[Prompt]: Transcribe every entry below word for word, but skip the pictures.

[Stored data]
-.-.-

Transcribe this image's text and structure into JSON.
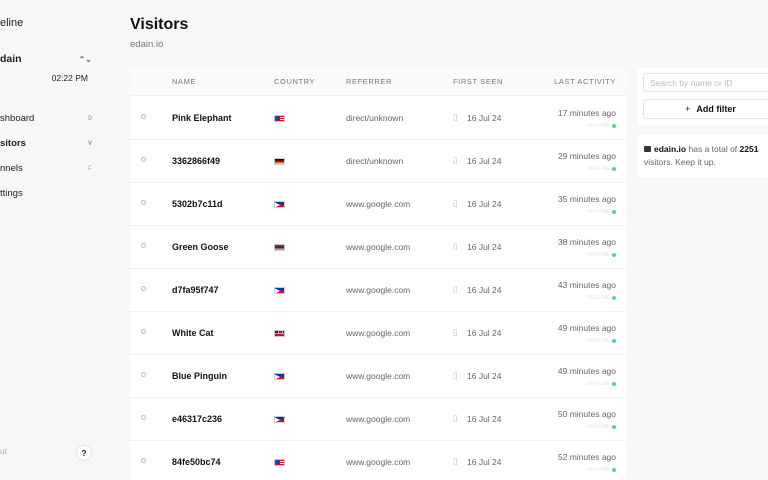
{
  "sidebar": {
    "app_name": "eline",
    "project": "dain",
    "time": "02:22 PM",
    "items": [
      {
        "label": "shboard",
        "key": "D"
      },
      {
        "label": "sitors",
        "key": "V"
      },
      {
        "label": "nnels",
        "key": "F"
      },
      {
        "label": "ttings",
        "key": ""
      }
    ],
    "logout": "ut",
    "help": "?"
  },
  "header": {
    "title": "Visitors",
    "subtitle": "edain.io"
  },
  "table": {
    "columns": [
      "NAME",
      "COUNTRY",
      "REFERRER",
      "FIRST SEEN",
      "LAST ACTIVITY"
    ],
    "rows": [
      {
        "name": "Pink Elephant",
        "country": "us",
        "referrer": "direct/unknown",
        "first_seen": "16 Jul 24",
        "last_activity": "17 minutes ago",
        "status": "OFFLINE"
      },
      {
        "name": "3362866f49",
        "country": "de",
        "referrer": "direct/unknown",
        "first_seen": "16 Jul 24",
        "last_activity": "29 minutes ago",
        "status": "OFFLINE"
      },
      {
        "name": "5302b7c11d",
        "country": "ph",
        "referrer": "www.google.com",
        "first_seen": "16 Jul 24",
        "last_activity": "35 minutes ago",
        "status": "OFFLINE"
      },
      {
        "name": "Green Goose",
        "country": "am",
        "referrer": "www.google.com",
        "first_seen": "16 Jul 24",
        "last_activity": "38 minutes ago",
        "status": "OFFLINE"
      },
      {
        "name": "d7fa95f747",
        "country": "ph",
        "referrer": "www.google.com",
        "first_seen": "16 Jul 24",
        "last_activity": "43 minutes ago",
        "status": "OFFLINE"
      },
      {
        "name": "White Cat",
        "country": "gb",
        "referrer": "www.google.com",
        "first_seen": "16 Jul 24",
        "last_activity": "49 minutes ago",
        "status": "OFFLINE"
      },
      {
        "name": "Blue Pinguin",
        "country": "ph",
        "referrer": "www.google.com",
        "first_seen": "16 Jul 24",
        "last_activity": "49 minutes ago",
        "status": "OFFLINE"
      },
      {
        "name": "e46317c236",
        "country": "ph",
        "referrer": "www.google.com",
        "first_seen": "16 Jul 24",
        "last_activity": "50 minutes ago",
        "status": "OFFLINE"
      },
      {
        "name": "84fe50bc74",
        "country": "us",
        "referrer": "www.google.com",
        "first_seen": "16 Jul 24",
        "last_activity": "52 minutes ago",
        "status": "OFFLINE"
      }
    ]
  },
  "filters": {
    "search_placeholder": "Search by name or ID",
    "add_filter_label": "Add filter"
  },
  "info": {
    "site": "edain.io",
    "text_before": "has a total of",
    "total": "2251",
    "text_after": "visitors. Keep it up."
  },
  "colors": {
    "online_dot": "#4ade80",
    "background": "#f7f7f7"
  }
}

-.-.-

[In response]:
Transcribe this image's text and structure into JSON.
{
  "sidebar": {
    "app_name": "eline",
    "project": "dain",
    "time": "02:22 PM",
    "items": [
      {
        "label": "shboard",
        "key": "D"
      },
      {
        "label": "sitors",
        "key": "V"
      },
      {
        "label": "nnels",
        "key": "F"
      },
      {
        "label": "ttings",
        "key": ""
      }
    ],
    "logout": "ut",
    "help": "?"
  },
  "header": {
    "title": "Visitors",
    "subtitle": "edain.io"
  },
  "table": {
    "columns": [
      "NAME",
      "COUNTRY",
      "REFERRER",
      "FIRST SEEN",
      "LAST ACTIVITY"
    ],
    "rows": [
      {
        "name": "Pink Elephant",
        "country": "us",
        "referrer": "direct/unknown",
        "first_seen": "16 Jul 24",
        "last_activity": "17 minutes ago",
        "status": "OFFLINE"
      },
      {
        "name": "3362866f49",
        "country": "de",
        "referrer": "direct/unknown",
        "first_seen": "16 Jul 24",
        "last_activity": "29 minutes ago",
        "status": "OFFLINE"
      },
      {
        "name": "5302b7c11d",
        "country": "ph",
        "referrer": "www.google.com",
        "first_seen": "16 Jul 24",
        "last_activity": "35 minutes ago",
        "status": "OFFLINE"
      },
      {
        "name": "Green Goose",
        "country": "am",
        "referrer": "www.google.com",
        "first_seen": "16 Jul 24",
        "last_activity": "38 minutes ago",
        "status": "OFFLINE"
      },
      {
        "name": "d7fa95f747",
        "country": "ph",
        "referrer": "www.google.com",
        "first_seen": "16 Jul 24",
        "last_activity": "43 minutes ago",
        "status": "OFFLINE"
      },
      {
        "name": "White Cat",
        "country": "gb",
        "referrer": "www.google.com",
        "first_seen": "16 Jul 24",
        "last_activity": "49 minutes ago",
        "status": "OFFLINE"
      },
      {
        "name": "Blue Pinguin",
        "country": "ph",
        "referrer": "www.google.com",
        "first_seen": "16 Jul 24",
        "last_activity": "49 minutes ago",
        "status": "OFFLINE"
      },
      {
        "name": "e46317c236",
        "country": "ph",
        "referrer": "www.google.com",
        "first_seen": "16 Jul 24",
        "last_activity": "50 minutes ago",
        "status": "OFFLINE"
      },
      {
        "name": "84fe50bc74",
        "country": "us",
        "referrer": "www.google.com",
        "first_seen": "16 Jul 24",
        "last_activity": "52 minutes ago",
        "status": "OFFLINE"
      }
    ]
  },
  "filters": {
    "search_placeholder": "Search by name or ID",
    "add_filter_label": "Add filter"
  },
  "info": {
    "site": "edain.io",
    "text_before": "has a total of",
    "total": "2251",
    "text_after": "visitors. Keep it up."
  },
  "colors": {
    "online_dot": "#4ade80",
    "background": "#f7f7f7"
  }
}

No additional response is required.